> _Problem requirements_: Identify each line in the entries below that contains the string "brand" and copy those lines out. Case counts when matching.

> _Dataset extract_:
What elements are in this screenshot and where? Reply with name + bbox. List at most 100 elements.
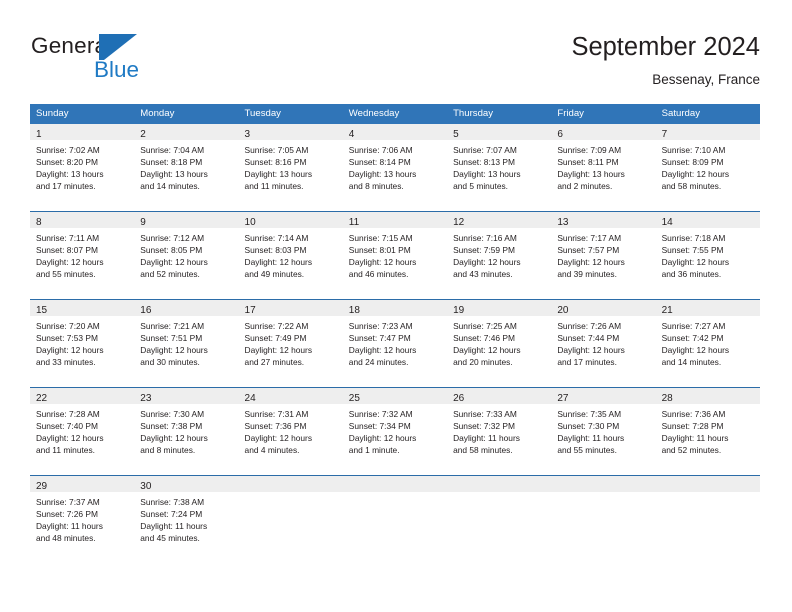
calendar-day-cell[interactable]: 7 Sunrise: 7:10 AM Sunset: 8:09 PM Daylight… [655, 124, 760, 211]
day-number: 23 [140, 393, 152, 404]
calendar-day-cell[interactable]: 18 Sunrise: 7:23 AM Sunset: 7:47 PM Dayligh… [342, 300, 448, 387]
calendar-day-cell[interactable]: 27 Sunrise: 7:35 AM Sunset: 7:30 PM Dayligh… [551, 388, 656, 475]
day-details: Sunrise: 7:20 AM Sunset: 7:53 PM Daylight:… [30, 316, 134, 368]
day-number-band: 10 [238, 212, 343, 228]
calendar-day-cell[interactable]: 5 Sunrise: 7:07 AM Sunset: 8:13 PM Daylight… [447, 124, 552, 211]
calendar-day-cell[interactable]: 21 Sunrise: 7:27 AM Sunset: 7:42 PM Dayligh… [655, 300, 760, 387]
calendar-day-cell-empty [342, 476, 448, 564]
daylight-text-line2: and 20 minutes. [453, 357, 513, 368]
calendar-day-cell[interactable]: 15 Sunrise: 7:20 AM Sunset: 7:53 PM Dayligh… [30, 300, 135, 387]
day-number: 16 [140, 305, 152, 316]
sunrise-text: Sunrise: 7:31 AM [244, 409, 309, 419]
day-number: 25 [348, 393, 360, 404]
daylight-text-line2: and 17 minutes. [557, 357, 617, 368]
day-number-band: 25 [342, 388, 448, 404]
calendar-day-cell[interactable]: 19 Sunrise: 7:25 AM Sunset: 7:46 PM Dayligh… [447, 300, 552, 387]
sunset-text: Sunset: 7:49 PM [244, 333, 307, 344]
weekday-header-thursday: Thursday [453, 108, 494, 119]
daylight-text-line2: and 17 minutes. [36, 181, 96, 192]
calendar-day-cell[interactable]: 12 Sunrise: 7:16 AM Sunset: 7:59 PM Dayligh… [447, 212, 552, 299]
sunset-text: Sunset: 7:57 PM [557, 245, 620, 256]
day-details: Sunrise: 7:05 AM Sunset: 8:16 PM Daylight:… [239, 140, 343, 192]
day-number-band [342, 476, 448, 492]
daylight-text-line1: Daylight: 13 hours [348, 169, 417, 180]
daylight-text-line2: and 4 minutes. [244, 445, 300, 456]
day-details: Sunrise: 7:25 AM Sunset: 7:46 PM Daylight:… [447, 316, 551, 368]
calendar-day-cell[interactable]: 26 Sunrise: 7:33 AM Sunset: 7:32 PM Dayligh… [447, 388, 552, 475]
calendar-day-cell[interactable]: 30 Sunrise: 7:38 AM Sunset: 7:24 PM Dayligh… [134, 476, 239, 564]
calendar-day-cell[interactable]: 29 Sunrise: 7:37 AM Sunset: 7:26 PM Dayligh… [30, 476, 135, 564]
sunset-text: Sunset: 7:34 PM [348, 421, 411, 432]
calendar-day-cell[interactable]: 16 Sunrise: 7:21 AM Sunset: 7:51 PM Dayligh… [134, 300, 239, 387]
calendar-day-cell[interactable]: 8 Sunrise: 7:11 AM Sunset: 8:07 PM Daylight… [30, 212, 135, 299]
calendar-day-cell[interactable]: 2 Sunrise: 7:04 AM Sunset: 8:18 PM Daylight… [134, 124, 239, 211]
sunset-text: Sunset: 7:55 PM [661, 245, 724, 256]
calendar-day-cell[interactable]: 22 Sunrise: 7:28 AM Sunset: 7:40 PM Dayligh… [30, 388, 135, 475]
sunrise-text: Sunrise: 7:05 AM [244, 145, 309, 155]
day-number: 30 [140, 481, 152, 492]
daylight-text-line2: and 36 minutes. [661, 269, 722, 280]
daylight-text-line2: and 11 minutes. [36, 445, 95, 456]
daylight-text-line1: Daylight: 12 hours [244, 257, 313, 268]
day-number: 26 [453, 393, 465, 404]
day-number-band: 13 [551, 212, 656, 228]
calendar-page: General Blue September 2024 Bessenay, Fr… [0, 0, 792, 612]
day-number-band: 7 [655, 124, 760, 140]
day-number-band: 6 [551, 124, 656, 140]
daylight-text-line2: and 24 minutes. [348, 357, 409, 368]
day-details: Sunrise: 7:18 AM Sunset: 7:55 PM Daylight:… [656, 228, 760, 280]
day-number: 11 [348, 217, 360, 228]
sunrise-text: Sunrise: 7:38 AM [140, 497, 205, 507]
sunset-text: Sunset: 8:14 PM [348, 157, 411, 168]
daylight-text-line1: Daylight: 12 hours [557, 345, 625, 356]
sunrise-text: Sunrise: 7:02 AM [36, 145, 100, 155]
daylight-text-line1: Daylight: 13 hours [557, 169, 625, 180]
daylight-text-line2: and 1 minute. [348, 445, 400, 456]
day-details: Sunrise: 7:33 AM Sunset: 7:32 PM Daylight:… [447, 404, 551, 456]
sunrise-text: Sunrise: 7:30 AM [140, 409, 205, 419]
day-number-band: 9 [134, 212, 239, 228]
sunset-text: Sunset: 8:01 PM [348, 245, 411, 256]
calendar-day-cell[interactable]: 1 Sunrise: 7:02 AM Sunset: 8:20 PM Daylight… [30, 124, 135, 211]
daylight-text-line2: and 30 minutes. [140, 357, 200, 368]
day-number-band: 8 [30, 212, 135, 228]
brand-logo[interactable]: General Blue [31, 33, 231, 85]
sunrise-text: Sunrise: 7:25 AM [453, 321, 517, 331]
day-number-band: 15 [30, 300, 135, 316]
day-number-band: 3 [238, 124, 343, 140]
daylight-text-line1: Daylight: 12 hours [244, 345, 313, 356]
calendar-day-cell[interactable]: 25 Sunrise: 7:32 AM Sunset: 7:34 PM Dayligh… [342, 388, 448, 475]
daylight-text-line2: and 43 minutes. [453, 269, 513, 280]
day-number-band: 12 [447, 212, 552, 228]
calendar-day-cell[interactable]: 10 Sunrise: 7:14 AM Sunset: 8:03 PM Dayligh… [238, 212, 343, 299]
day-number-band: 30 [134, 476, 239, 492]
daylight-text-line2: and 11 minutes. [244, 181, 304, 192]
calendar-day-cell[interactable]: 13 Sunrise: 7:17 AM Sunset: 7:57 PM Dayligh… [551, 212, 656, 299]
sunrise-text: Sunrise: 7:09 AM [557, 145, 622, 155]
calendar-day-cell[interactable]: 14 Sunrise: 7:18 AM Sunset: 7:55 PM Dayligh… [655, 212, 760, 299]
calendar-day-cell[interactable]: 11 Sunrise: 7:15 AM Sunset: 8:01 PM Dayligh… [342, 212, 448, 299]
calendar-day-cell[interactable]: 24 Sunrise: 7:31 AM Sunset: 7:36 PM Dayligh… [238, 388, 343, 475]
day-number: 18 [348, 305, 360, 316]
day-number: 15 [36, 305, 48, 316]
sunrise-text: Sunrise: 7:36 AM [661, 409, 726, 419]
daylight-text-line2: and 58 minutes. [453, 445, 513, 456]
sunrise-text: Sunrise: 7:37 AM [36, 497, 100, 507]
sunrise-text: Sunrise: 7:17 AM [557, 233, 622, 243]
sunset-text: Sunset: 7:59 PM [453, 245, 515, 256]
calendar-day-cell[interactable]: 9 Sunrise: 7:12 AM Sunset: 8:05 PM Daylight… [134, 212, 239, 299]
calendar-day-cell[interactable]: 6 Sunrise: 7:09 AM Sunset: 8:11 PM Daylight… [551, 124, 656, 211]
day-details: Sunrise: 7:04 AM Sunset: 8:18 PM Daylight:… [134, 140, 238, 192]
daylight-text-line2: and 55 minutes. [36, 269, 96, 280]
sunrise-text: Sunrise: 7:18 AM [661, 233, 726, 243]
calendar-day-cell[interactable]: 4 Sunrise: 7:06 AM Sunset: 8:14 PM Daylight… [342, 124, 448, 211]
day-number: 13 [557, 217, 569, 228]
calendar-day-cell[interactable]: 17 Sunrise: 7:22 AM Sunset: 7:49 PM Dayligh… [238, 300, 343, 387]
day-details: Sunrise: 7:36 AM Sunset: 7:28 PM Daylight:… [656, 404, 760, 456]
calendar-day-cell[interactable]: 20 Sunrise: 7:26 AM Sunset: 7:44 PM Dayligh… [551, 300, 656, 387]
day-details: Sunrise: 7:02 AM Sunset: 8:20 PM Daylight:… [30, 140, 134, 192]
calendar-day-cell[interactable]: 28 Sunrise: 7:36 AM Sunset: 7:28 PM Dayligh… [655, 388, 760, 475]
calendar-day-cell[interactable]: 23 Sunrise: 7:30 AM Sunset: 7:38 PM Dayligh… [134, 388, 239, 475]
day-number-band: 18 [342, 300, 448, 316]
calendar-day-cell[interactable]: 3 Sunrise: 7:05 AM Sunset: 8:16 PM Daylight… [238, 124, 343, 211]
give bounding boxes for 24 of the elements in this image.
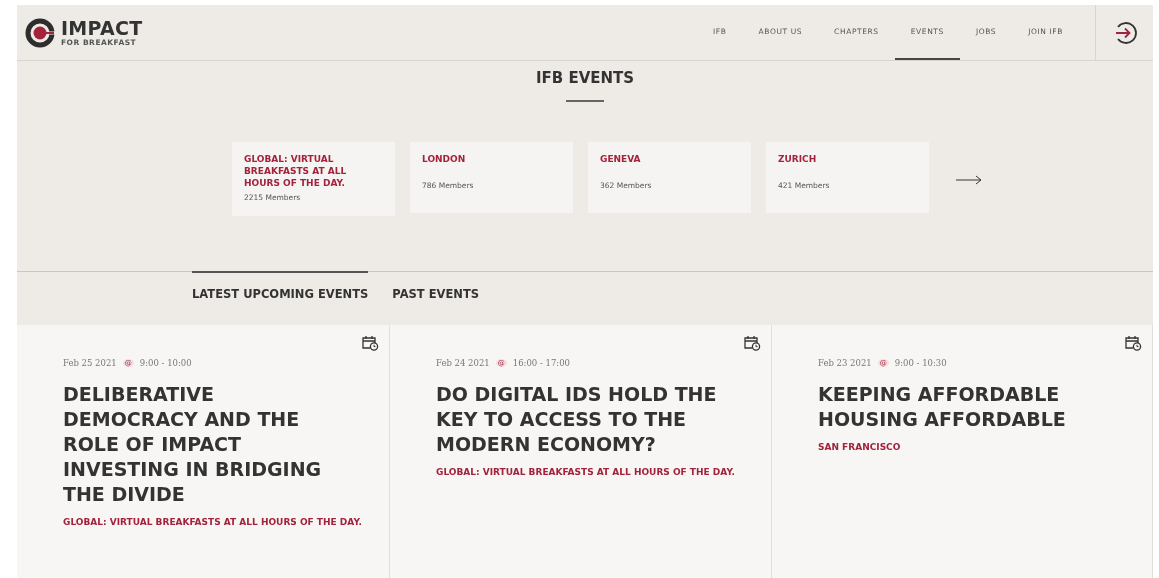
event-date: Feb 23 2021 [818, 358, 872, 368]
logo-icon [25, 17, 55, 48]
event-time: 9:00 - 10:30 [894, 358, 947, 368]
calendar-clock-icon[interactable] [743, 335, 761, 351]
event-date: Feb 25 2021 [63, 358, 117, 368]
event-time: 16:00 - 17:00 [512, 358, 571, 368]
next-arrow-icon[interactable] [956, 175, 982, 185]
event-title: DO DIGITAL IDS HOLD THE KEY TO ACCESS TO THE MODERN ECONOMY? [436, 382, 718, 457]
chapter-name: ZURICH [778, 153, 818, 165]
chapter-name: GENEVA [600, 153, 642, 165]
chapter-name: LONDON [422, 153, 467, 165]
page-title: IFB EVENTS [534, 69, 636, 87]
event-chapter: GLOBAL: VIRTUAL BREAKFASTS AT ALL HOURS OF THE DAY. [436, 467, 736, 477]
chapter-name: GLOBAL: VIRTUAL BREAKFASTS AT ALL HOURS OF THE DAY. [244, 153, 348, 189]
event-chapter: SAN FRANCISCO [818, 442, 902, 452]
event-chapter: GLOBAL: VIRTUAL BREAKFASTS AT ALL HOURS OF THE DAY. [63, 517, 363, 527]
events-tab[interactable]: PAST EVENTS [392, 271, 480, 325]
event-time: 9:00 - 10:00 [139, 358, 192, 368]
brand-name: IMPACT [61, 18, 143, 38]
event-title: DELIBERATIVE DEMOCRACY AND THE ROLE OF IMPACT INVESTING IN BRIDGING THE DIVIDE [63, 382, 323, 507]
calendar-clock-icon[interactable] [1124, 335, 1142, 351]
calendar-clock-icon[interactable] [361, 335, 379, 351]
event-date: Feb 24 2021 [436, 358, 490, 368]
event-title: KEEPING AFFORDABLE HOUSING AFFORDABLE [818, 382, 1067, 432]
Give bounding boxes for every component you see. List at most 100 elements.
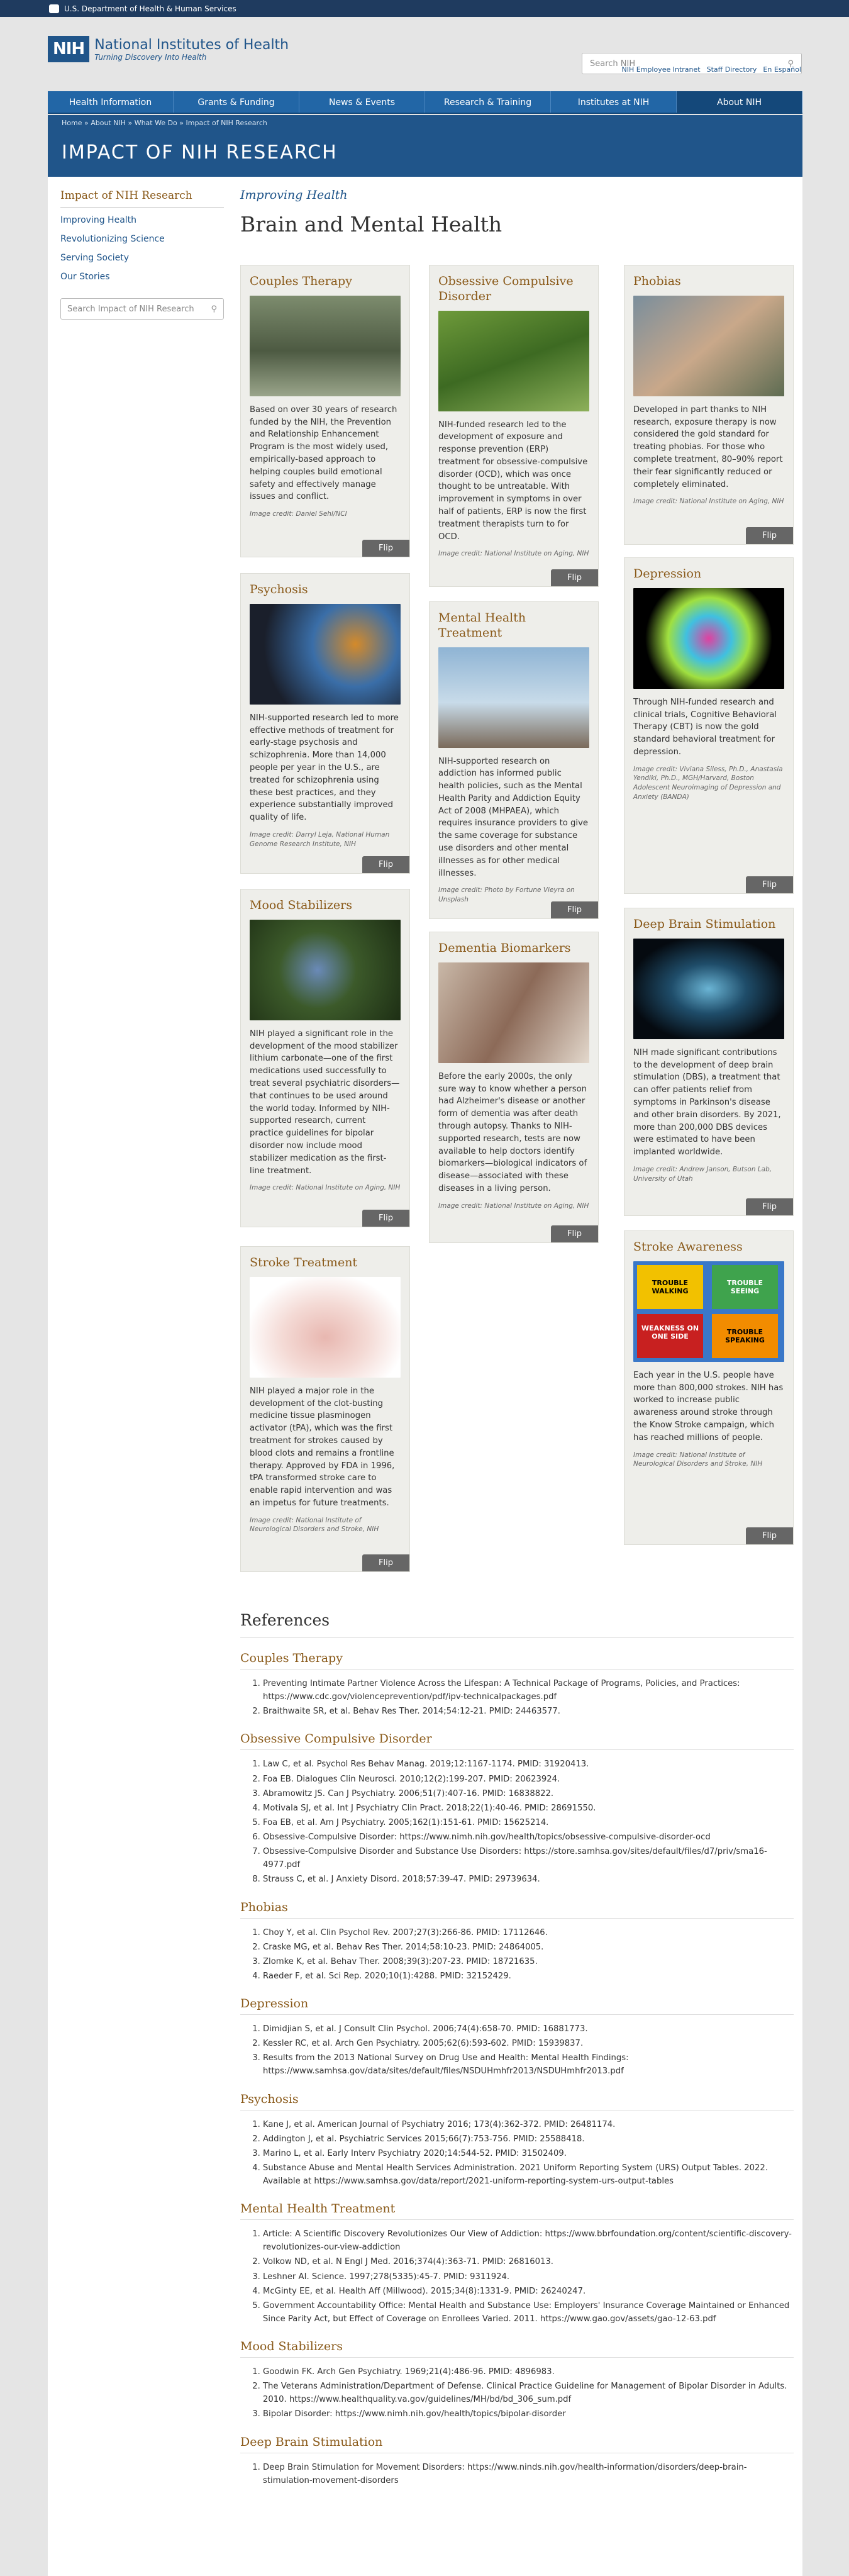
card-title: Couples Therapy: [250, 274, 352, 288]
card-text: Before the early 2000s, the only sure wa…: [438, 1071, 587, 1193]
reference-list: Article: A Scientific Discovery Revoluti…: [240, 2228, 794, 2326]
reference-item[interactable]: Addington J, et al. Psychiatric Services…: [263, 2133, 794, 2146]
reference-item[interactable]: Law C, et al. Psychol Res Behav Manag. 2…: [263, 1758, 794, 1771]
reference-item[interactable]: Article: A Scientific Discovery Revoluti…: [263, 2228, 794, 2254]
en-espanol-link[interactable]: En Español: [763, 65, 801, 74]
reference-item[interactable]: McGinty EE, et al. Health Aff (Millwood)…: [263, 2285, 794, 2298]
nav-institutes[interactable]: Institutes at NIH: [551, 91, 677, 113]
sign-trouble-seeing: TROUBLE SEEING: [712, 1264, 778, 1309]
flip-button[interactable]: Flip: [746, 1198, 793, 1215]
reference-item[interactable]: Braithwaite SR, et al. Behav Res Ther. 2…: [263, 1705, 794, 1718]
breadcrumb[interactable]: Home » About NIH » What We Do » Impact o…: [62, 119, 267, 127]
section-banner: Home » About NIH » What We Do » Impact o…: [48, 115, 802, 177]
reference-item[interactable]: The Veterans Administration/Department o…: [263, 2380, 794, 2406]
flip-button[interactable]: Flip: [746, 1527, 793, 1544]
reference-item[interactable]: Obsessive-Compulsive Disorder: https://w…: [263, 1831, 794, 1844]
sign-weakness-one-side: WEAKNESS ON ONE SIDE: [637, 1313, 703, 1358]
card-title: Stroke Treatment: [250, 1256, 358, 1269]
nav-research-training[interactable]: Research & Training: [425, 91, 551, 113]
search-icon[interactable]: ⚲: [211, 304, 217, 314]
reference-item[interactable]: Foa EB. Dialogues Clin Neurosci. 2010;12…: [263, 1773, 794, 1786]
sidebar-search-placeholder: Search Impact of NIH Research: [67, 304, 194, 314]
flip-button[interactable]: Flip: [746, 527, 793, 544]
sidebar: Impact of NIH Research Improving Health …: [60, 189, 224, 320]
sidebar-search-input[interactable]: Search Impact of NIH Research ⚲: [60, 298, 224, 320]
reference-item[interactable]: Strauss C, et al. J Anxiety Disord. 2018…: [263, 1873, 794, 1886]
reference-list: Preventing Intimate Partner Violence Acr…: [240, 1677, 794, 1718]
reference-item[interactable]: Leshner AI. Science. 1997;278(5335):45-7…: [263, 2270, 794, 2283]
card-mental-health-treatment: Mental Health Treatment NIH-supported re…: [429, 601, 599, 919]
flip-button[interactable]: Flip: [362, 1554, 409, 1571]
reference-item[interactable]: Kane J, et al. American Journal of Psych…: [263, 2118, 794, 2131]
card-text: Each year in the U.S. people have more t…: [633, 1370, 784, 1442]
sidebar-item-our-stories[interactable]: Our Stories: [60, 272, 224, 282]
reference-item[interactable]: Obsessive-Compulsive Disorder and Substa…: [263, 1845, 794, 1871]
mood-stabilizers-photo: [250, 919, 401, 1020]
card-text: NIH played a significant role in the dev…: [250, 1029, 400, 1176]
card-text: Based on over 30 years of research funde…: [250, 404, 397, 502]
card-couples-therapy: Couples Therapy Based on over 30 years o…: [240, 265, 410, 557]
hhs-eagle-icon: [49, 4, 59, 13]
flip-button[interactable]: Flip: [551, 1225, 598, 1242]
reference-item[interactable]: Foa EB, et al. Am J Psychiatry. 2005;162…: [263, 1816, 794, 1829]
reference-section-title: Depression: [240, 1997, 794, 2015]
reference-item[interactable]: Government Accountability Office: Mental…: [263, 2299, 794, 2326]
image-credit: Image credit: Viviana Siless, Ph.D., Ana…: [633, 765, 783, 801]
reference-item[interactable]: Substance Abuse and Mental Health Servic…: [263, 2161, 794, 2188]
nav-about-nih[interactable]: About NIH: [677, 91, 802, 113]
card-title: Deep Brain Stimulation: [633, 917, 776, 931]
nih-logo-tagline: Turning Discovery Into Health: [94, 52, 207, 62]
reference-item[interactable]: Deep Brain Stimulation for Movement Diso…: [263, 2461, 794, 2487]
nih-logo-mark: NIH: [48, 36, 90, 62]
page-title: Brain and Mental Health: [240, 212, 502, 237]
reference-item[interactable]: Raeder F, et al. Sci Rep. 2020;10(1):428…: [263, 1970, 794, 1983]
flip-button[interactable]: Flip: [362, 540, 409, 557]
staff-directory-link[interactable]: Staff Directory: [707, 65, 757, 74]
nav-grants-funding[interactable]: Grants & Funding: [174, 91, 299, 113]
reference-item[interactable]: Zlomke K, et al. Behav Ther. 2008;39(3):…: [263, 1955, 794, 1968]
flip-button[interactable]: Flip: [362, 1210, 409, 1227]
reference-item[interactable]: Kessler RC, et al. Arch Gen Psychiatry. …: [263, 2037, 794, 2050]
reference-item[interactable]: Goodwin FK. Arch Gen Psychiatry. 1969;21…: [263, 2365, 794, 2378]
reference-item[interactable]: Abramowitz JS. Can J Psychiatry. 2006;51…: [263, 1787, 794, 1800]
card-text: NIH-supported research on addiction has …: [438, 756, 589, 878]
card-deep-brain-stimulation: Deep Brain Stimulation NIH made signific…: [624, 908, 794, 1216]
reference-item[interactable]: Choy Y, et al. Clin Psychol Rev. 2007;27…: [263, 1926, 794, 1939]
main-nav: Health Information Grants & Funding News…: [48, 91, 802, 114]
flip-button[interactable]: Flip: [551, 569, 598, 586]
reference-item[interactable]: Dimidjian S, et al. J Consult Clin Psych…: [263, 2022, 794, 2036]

> _Exercise answer_:
brand-logo[interactable]: General Blue [31, 33, 231, 85]
brand-name: IMPACT [61, 18, 143, 38]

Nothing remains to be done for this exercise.